TASK STATEMENT: In the entries below, copy word for word every line from the line containing "q6-figure <box>100 1030 700 1235</box>" through the line containing "q5-solution-a: A、运动路程越长，但不知道时间大小，速度不一定大，故 A", including both of those lines.

Items taken from a data source:
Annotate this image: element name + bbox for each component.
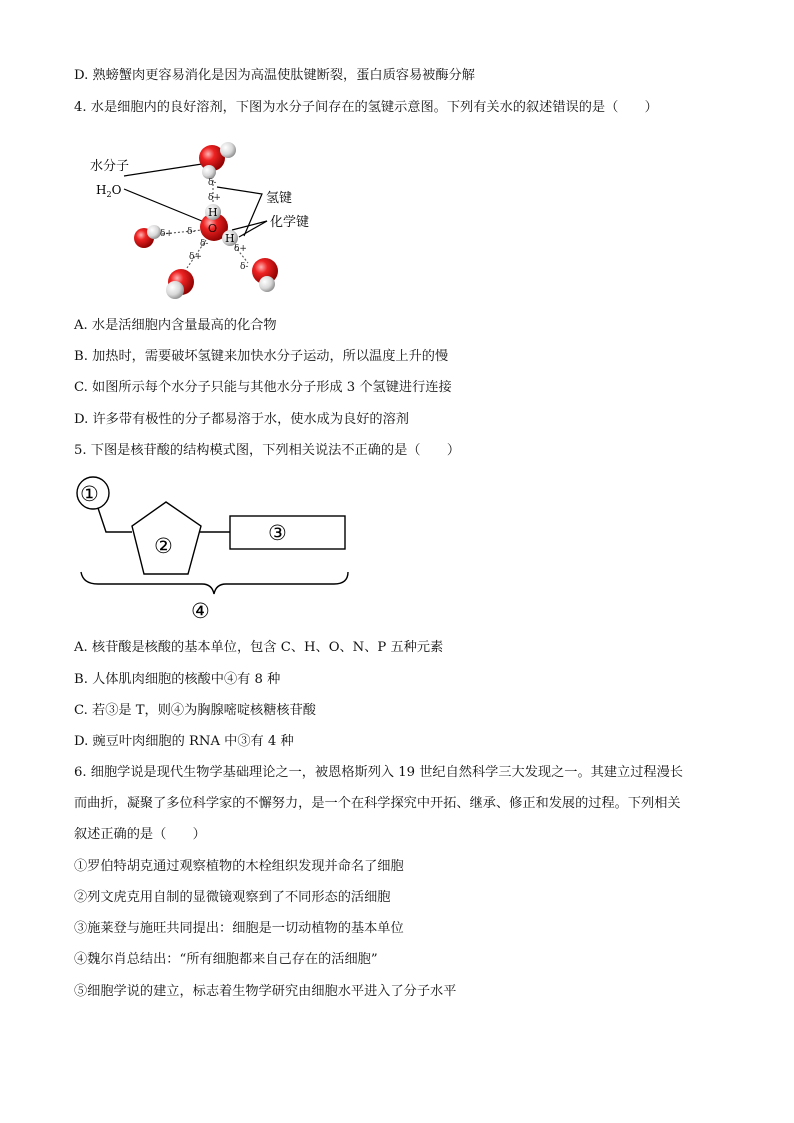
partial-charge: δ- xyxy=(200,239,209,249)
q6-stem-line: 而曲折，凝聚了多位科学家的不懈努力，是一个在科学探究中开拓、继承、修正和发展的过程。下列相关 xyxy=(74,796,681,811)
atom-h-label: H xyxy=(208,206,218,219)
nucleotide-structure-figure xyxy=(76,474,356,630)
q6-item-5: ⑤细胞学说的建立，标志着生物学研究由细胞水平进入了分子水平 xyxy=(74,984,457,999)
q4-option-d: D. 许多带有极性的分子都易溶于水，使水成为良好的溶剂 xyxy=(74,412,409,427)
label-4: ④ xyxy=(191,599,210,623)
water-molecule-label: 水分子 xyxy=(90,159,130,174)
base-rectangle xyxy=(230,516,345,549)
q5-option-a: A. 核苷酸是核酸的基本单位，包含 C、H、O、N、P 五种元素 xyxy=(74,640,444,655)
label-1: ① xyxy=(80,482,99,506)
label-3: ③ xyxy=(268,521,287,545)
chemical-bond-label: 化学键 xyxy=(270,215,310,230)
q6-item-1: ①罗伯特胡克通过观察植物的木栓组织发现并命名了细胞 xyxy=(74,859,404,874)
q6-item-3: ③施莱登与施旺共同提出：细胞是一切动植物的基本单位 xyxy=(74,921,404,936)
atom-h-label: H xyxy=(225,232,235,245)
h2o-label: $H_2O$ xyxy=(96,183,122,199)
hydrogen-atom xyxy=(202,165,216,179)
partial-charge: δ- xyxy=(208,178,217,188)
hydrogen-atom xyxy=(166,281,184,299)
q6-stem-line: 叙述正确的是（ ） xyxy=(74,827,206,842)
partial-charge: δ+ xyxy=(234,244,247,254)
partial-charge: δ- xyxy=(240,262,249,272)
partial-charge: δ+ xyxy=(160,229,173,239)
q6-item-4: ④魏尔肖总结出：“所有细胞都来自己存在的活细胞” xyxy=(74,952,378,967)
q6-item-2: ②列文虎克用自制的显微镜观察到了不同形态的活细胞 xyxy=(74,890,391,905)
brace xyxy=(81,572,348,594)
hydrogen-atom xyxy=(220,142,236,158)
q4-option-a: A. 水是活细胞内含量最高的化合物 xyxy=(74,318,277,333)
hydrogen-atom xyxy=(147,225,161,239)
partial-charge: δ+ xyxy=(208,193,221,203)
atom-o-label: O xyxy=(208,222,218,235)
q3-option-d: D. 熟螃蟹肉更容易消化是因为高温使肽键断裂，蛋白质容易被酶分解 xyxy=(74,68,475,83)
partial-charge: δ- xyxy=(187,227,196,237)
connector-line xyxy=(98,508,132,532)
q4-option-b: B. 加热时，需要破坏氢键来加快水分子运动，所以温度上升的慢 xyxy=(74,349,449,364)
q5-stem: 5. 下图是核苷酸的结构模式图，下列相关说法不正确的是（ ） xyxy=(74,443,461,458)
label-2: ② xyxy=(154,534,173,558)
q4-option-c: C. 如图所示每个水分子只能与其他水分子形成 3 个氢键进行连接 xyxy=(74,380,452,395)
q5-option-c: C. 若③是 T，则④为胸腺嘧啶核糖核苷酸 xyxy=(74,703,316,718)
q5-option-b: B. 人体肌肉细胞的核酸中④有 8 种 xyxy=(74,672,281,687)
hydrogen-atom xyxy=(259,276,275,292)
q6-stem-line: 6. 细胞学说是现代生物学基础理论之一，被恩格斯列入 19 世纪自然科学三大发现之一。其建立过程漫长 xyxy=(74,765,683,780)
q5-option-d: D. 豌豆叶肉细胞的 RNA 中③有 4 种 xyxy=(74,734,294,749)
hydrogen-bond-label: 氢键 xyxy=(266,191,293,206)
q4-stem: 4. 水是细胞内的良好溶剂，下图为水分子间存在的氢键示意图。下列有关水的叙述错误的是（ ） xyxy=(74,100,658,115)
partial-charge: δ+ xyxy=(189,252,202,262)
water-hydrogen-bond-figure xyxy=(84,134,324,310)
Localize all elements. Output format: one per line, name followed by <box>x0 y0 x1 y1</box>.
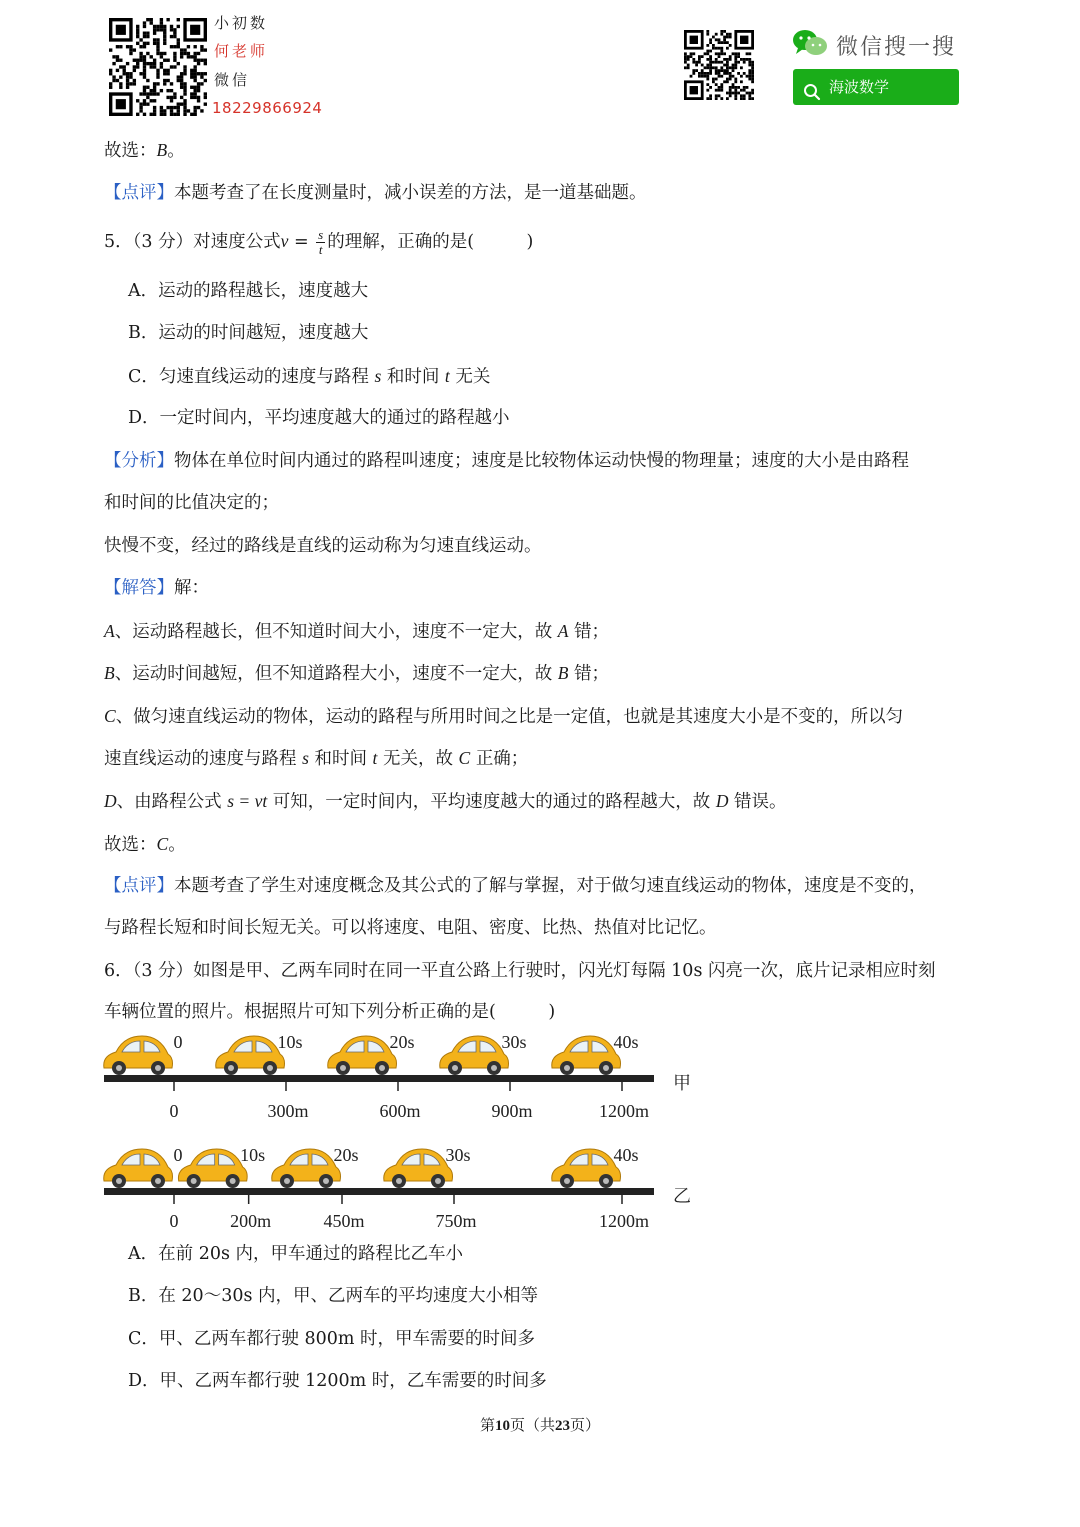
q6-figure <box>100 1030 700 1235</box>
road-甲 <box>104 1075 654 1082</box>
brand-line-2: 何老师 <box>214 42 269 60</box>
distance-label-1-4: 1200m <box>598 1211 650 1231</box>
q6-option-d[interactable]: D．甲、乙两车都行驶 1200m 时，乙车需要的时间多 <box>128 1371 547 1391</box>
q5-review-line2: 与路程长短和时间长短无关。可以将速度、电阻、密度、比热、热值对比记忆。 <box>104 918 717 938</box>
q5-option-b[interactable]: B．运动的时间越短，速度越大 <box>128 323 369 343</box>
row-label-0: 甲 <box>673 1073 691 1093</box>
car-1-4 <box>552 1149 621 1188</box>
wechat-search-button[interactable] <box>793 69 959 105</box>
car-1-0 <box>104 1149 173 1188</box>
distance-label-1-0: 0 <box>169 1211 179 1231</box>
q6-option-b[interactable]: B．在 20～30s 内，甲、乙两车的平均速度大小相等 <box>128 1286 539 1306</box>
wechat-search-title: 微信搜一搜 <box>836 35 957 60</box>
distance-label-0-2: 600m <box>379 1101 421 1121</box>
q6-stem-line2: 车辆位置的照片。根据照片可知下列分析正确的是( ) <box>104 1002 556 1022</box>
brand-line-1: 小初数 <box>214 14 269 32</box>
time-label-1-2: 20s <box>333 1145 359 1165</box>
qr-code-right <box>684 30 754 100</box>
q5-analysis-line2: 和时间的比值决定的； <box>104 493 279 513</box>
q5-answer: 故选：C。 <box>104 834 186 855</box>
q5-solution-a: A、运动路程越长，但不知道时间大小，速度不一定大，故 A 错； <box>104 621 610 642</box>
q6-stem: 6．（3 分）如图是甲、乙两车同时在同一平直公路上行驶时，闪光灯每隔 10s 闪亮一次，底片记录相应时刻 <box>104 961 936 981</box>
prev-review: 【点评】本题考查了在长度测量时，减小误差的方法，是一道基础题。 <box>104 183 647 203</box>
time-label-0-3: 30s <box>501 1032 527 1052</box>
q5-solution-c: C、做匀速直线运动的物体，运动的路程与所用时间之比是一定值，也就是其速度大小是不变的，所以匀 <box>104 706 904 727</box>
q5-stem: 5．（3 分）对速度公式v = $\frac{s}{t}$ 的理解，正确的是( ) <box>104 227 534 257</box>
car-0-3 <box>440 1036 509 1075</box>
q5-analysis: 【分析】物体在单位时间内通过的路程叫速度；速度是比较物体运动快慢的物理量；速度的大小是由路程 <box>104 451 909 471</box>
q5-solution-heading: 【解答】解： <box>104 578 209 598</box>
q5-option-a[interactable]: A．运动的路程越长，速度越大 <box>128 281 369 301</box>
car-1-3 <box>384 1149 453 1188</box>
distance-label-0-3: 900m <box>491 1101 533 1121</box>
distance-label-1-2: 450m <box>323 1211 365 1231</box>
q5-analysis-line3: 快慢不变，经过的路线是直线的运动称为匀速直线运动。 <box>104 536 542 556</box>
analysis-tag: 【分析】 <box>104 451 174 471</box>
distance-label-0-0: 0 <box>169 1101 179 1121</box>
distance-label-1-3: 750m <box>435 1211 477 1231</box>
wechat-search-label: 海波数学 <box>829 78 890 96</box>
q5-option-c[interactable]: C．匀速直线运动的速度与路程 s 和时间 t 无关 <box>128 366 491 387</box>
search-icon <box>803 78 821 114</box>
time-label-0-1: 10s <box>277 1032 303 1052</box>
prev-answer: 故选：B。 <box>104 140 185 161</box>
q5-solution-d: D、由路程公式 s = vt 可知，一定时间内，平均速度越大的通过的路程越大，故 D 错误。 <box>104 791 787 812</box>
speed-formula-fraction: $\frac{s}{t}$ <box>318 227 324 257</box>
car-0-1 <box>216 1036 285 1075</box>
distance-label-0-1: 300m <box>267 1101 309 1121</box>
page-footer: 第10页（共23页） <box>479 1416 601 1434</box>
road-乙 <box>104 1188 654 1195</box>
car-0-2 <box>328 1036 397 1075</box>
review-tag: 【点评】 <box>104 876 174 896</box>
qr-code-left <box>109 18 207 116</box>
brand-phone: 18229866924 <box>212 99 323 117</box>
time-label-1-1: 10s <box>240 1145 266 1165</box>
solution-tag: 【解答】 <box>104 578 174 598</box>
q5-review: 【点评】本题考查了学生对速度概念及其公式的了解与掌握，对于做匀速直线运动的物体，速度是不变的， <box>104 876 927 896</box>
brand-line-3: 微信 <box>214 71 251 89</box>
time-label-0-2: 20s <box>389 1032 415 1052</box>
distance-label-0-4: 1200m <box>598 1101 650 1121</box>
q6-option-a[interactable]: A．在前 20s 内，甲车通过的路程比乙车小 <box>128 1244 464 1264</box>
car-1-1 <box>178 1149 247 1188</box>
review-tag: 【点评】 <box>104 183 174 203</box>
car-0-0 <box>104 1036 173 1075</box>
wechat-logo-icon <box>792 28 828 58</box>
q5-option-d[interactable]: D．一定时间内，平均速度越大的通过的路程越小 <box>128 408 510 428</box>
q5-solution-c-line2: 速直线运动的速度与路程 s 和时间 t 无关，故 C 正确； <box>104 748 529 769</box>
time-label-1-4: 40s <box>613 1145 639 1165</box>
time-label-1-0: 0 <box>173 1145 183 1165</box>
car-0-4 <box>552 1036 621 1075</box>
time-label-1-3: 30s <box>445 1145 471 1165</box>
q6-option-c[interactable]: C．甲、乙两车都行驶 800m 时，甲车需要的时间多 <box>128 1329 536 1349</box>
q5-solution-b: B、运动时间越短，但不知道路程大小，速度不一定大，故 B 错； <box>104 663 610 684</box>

RESULT OF THIS EXERCISE:
q6-figure <box>100 1030 700 1235</box>
road-甲 <box>104 1075 654 1082</box>
brand-line-2: 何老师 <box>214 42 269 60</box>
distance-label-1-4: 1200m <box>598 1211 650 1231</box>
q6-option-d[interactable]: D．甲、乙两车都行驶 1200m 时，乙车需要的时间多 <box>128 1371 547 1391</box>
q5-review-line2: 与路程长短和时间长短无关。可以将速度、电阻、密度、比热、热值对比记忆。 <box>104 918 717 938</box>
q5-option-b[interactable]: B．运动的时间越短，速度越大 <box>128 323 369 343</box>
row-label-0: 甲 <box>673 1073 691 1093</box>
car-1-4 <box>552 1149 621 1188</box>
wechat-search-button[interactable] <box>793 69 959 105</box>
car-1-0 <box>104 1149 173 1188</box>
distance-label-1-0: 0 <box>169 1211 179 1231</box>
q6-option-b[interactable]: B．在 20～30s 内，甲、乙两车的平均速度大小相等 <box>128 1286 539 1306</box>
wechat-search-title: 微信搜一搜 <box>836 35 957 60</box>
distance-label-0-2: 600m <box>379 1101 421 1121</box>
q6-stem-line2: 车辆位置的照片。根据照片可知下列分析正确的是( ) <box>104 1002 556 1022</box>
brand-line-1: 小初数 <box>214 14 269 32</box>
time-label-1-2: 20s <box>333 1145 359 1165</box>
qr-code-right <box>684 30 754 100</box>
q5-analysis-line2: 和时间的比值决定的； <box>104 493 279 513</box>
q5-answer: 故选：C。 <box>104 834 186 855</box>
q5-solution-a: A、运动路程越长，但不知道时间大小，速度不一定大，故 A 错； <box>104 621 610 642</box>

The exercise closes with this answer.